Give the number of lines below that contain "JSON", with no other output.

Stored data
◆ ◆ ◆
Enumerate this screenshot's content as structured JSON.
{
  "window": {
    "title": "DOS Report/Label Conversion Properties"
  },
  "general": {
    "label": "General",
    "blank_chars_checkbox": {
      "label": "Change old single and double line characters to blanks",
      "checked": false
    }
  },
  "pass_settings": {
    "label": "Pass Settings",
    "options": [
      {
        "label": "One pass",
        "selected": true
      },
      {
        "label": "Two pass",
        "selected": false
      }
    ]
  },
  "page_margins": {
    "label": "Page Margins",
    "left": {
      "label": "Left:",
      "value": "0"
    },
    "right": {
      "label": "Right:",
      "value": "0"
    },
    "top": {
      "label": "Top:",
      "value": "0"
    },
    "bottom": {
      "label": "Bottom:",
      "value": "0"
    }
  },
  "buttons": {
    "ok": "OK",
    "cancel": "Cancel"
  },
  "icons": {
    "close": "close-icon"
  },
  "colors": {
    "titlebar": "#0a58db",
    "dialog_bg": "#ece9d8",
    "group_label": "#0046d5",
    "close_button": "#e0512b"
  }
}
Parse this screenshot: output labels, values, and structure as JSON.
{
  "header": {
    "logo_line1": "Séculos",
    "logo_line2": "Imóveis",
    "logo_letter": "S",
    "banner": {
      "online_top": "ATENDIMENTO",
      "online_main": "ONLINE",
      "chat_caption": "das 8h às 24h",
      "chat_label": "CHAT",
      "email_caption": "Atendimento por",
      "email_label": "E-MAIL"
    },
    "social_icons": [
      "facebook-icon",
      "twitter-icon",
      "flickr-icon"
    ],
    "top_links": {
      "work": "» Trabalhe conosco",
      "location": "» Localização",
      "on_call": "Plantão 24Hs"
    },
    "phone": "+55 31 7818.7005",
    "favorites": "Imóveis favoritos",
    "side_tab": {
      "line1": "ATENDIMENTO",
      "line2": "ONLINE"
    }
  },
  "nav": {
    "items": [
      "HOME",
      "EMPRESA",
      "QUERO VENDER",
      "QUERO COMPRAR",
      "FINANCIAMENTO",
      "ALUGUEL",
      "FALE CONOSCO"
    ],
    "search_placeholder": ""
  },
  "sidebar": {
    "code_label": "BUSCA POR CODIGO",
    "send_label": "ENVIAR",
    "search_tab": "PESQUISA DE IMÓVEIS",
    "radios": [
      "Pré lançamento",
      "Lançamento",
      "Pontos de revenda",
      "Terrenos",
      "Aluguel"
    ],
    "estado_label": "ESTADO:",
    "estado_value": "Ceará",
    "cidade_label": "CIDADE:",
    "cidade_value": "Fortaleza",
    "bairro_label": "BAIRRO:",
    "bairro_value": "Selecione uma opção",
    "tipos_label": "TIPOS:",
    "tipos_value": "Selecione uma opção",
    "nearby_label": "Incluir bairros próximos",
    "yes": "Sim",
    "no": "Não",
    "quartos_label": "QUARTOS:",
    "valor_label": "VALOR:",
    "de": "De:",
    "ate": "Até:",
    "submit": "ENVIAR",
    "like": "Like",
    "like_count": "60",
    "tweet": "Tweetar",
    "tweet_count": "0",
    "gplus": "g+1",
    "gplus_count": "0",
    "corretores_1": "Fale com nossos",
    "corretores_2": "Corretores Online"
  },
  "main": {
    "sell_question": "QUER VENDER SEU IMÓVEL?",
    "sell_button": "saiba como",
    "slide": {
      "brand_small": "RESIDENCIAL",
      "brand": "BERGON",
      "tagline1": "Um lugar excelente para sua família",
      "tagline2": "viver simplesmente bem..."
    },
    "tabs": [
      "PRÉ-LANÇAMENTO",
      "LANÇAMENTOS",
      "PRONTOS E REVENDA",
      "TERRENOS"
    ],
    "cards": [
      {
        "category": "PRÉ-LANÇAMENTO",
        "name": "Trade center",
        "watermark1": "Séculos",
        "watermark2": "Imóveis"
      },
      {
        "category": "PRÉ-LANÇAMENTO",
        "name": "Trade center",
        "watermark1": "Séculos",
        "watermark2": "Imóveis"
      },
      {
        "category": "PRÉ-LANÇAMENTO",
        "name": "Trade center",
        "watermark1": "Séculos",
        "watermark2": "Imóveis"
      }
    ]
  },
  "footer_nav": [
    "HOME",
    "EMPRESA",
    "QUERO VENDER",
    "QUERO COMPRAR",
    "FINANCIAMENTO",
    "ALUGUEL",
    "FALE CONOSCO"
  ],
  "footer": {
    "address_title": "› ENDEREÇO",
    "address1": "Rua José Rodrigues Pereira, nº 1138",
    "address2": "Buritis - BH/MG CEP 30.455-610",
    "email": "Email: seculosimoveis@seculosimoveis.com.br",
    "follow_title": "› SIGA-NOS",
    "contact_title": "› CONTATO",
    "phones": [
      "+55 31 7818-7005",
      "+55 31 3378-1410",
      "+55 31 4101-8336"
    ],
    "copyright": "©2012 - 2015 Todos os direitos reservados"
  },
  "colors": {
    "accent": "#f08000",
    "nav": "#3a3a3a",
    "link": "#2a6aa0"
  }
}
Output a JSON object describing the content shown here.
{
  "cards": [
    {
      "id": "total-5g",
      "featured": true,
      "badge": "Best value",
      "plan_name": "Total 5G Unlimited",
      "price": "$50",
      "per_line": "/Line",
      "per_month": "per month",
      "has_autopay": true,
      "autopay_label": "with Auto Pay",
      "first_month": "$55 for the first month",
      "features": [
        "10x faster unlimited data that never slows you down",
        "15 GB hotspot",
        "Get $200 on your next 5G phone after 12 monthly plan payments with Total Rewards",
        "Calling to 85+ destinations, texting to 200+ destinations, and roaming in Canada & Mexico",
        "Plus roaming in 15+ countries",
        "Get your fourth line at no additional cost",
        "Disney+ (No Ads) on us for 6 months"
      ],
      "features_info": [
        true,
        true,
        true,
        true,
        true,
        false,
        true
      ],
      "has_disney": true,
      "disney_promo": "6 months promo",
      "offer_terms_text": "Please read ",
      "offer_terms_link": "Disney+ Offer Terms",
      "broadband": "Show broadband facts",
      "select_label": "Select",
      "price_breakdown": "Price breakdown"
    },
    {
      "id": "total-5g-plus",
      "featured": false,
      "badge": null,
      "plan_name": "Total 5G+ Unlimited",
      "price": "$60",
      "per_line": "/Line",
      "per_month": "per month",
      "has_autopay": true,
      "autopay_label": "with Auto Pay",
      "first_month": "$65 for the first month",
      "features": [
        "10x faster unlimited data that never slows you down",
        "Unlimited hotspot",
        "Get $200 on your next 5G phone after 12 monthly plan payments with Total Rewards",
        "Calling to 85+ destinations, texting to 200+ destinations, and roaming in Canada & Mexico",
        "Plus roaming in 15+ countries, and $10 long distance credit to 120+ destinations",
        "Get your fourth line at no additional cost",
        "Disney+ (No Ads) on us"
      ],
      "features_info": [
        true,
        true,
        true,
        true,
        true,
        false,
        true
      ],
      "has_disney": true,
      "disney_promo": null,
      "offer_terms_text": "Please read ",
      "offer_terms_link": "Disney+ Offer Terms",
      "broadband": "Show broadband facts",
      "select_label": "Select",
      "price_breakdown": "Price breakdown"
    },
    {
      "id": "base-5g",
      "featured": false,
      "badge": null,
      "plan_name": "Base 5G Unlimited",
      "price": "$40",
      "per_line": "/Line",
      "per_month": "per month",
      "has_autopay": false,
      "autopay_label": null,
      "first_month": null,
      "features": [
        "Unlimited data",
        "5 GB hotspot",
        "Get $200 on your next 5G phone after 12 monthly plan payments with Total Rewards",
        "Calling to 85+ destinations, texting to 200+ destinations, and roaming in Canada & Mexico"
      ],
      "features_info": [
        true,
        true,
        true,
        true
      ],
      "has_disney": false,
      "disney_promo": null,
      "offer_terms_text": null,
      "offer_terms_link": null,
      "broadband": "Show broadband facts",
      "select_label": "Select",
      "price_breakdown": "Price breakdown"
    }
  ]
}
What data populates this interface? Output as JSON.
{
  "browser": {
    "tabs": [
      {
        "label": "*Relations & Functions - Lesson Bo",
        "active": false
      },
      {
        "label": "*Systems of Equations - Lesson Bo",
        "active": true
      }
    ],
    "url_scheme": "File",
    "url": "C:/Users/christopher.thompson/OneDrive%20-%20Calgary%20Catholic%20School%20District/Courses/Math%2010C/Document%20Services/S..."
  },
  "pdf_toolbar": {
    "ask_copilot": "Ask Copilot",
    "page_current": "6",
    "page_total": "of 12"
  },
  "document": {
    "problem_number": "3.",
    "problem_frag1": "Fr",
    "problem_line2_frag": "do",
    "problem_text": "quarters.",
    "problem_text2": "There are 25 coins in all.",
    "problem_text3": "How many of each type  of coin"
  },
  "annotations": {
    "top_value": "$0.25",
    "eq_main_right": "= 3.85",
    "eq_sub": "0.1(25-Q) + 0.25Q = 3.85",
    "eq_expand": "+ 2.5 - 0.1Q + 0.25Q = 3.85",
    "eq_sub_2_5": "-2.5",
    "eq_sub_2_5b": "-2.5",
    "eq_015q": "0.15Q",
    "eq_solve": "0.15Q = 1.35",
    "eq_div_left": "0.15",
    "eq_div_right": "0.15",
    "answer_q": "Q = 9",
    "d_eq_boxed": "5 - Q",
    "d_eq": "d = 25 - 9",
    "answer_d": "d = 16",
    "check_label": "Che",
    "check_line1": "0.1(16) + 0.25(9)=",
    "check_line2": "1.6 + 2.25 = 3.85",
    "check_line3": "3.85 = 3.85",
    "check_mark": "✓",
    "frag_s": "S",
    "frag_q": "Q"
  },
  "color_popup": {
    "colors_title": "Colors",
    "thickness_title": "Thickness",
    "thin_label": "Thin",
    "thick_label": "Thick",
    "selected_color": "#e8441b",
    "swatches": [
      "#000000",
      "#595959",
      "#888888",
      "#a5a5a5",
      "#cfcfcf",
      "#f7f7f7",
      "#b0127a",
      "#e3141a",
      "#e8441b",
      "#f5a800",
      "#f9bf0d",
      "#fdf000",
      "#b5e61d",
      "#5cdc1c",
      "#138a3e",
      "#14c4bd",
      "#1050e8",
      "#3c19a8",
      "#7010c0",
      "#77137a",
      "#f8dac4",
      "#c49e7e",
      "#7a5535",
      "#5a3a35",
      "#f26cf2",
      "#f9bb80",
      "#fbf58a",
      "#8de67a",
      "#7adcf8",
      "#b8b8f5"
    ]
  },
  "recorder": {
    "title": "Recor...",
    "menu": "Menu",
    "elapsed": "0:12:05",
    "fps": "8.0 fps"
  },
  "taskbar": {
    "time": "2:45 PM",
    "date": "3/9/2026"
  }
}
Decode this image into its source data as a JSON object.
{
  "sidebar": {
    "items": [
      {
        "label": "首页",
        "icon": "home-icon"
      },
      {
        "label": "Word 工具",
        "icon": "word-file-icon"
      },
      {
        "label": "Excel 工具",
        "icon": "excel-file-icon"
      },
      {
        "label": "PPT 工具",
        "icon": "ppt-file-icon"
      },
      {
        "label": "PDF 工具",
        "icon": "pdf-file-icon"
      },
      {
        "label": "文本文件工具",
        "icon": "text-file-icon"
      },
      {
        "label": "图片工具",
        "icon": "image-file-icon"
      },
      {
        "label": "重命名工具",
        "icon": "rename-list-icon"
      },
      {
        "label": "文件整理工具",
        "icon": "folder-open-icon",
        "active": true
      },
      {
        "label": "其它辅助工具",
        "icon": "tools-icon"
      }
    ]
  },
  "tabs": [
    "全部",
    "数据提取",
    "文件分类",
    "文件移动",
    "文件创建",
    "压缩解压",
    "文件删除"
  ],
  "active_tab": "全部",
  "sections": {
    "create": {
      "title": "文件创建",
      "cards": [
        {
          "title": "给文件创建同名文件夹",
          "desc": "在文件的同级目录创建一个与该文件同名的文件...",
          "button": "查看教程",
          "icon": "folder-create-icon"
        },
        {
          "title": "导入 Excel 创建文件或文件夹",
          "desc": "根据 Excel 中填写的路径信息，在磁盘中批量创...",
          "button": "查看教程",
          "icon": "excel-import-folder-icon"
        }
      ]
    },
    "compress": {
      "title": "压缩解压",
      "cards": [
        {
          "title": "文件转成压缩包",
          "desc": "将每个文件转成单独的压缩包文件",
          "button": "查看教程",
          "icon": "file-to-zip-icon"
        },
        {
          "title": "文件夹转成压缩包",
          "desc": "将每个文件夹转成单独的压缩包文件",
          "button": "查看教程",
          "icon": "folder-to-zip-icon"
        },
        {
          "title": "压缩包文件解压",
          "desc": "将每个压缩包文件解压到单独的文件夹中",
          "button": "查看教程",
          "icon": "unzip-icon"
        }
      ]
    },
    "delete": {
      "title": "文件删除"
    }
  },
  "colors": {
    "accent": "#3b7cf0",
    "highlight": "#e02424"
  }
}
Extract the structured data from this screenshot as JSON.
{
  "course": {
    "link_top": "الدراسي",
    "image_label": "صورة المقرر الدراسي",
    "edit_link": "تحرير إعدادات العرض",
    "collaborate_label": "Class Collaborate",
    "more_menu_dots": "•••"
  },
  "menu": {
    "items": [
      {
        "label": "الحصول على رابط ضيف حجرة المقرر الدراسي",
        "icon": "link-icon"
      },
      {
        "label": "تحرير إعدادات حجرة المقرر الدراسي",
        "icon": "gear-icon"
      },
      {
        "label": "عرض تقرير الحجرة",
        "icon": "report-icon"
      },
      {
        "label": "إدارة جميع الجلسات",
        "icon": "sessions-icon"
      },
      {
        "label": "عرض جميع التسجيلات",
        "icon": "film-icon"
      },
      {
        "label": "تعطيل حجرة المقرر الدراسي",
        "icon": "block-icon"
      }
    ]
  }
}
◆ ◆ ◆
#### [Exercise response]
6